* TASK OBJECTIVE
Without including any pictures, copy each entry below exactly.

### STORED DATA

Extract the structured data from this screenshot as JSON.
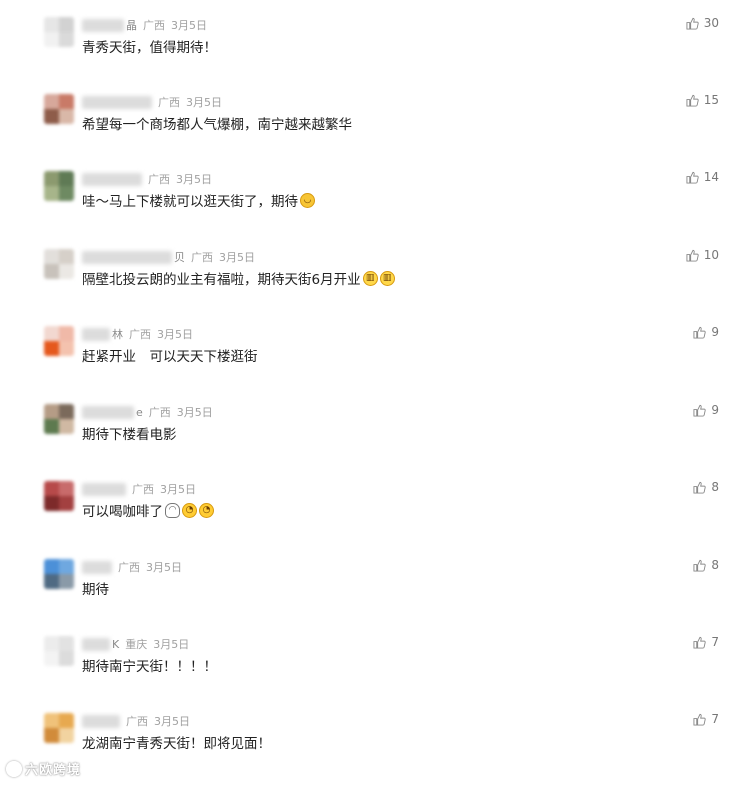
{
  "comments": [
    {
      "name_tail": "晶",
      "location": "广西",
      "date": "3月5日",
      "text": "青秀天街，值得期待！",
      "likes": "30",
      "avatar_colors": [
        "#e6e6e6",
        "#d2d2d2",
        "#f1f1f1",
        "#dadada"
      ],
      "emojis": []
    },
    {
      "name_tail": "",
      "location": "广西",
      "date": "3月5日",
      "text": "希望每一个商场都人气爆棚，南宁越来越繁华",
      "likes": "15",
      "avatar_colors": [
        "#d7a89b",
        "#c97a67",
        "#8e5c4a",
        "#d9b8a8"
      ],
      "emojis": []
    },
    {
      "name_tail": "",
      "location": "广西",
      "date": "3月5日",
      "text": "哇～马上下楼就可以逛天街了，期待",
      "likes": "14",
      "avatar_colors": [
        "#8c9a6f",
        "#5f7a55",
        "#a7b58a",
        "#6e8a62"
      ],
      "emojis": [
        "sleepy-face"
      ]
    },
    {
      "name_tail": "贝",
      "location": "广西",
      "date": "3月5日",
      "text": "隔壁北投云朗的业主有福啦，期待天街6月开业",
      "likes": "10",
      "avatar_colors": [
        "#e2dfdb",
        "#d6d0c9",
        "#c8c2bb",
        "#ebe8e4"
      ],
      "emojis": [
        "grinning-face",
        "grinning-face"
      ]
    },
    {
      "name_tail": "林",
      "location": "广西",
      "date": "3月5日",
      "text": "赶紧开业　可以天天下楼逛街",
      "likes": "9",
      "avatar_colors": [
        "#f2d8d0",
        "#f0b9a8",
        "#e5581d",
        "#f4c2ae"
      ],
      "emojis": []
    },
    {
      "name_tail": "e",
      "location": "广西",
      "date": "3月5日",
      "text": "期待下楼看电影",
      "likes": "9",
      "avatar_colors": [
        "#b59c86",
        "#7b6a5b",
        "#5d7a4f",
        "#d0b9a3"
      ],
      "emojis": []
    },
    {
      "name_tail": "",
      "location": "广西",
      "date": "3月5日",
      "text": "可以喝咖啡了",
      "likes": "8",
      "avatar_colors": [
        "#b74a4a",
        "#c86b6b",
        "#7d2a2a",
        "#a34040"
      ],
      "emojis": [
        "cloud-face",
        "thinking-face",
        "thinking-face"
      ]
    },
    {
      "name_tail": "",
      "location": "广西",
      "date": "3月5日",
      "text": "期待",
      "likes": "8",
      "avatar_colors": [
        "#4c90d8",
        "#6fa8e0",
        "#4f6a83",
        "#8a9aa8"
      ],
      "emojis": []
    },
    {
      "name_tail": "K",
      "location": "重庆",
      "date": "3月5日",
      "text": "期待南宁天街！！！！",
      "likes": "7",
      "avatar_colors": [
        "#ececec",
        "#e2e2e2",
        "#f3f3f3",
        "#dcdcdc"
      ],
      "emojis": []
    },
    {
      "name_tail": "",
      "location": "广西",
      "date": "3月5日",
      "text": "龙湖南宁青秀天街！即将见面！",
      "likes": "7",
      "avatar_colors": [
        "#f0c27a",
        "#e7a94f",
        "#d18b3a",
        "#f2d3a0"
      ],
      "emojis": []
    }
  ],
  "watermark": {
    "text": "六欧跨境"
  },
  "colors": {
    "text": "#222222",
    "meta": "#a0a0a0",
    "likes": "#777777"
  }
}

######

* TASK RESPONSE
Extract the structured data from this screenshot as JSON.
{
  "comments": [
    {
      "name_tail": "晶",
      "location": "广西",
      "date": "3月5日",
      "text": "青秀天街，值得期待！",
      "likes": "30",
      "avatar_colors": [
        "#e6e6e6",
        "#d2d2d2",
        "#f1f1f1",
        "#dadada"
      ],
      "emojis": []
    },
    {
      "name_tail": "",
      "location": "广西",
      "date": "3月5日",
      "text": "希望每一个商场都人气爆棚，南宁越来越繁华",
      "likes": "15",
      "avatar_colors": [
        "#d7a89b",
        "#c97a67",
        "#8e5c4a",
        "#d9b8a8"
      ],
      "emojis": []
    },
    {
      "name_tail": "",
      "location": "广西",
      "date": "3月5日",
      "text": "哇～马上下楼就可以逛天街了，期待",
      "likes": "14",
      "avatar_colors": [
        "#8c9a6f",
        "#5f7a55",
        "#a7b58a",
        "#6e8a62"
      ],
      "emojis": [
        "sleepy-face"
      ]
    },
    {
      "name_tail": "贝",
      "location": "广西",
      "date": "3月5日",
      "text": "隔壁北投云朗的业主有福啦，期待天街6月开业",
      "likes": "10",
      "avatar_colors": [
        "#e2dfdb",
        "#d6d0c9",
        "#c8c2bb",
        "#ebe8e4"
      ],
      "emojis": [
        "grinning-face",
        "grinning-face"
      ]
    },
    {
      "name_tail": "林",
      "location": "广西",
      "date": "3月5日",
      "text": "赶紧开业　可以天天下楼逛街",
      "likes": "9",
      "avatar_colors": [
        "#f2d8d0",
        "#f0b9a8",
        "#e5581d",
        "#f4c2ae"
      ],
      "emojis": []
    },
    {
      "name_tail": "e",
      "location": "广西",
      "date": "3月5日",
      "text": "期待下楼看电影",
      "likes": "9",
      "avatar_colors": [
        "#b59c86",
        "#7b6a5b",
        "#5d7a4f",
        "#d0b9a3"
      ],
      "emojis": []
    },
    {
      "name_tail": "",
      "location": "广西",
      "date": "3月5日",
      "text": "可以喝咖啡了",
      "likes": "8",
      "avatar_colors": [
        "#b74a4a",
        "#c86b6b",
        "#7d2a2a",
        "#a34040"
      ],
      "emojis": [
        "cloud-face",
        "thinking-face",
        "thinking-face"
      ]
    },
    {
      "name_tail": "",
      "location": "广西",
      "date": "3月5日",
      "text": "期待",
      "likes": "8",
      "avatar_colors": [
        "#4c90d8",
        "#6fa8e0",
        "#4f6a83",
        "#8a9aa8"
      ],
      "emojis": []
    },
    {
      "name_tail": "K",
      "location": "重庆",
      "date": "3月5日",
      "text": "期待南宁天街！！！！",
      "likes": "7",
      "avatar_colors": [
        "#ececec",
        "#e2e2e2",
        "#f3f3f3",
        "#dcdcdc"
      ],
      "emojis": []
    },
    {
      "name_tail": "",
      "location": "广西",
      "date": "3月5日",
      "text": "龙湖南宁青秀天街！即将见面！",
      "likes": "7",
      "avatar_colors": [
        "#f0c27a",
        "#e7a94f",
        "#d18b3a",
        "#f2d3a0"
      ],
      "emojis": []
    }
  ],
  "watermark": {
    "text": "六欧跨境"
  },
  "colors": {
    "text": "#222222",
    "meta": "#a0a0a0",
    "likes": "#777777"
  }
}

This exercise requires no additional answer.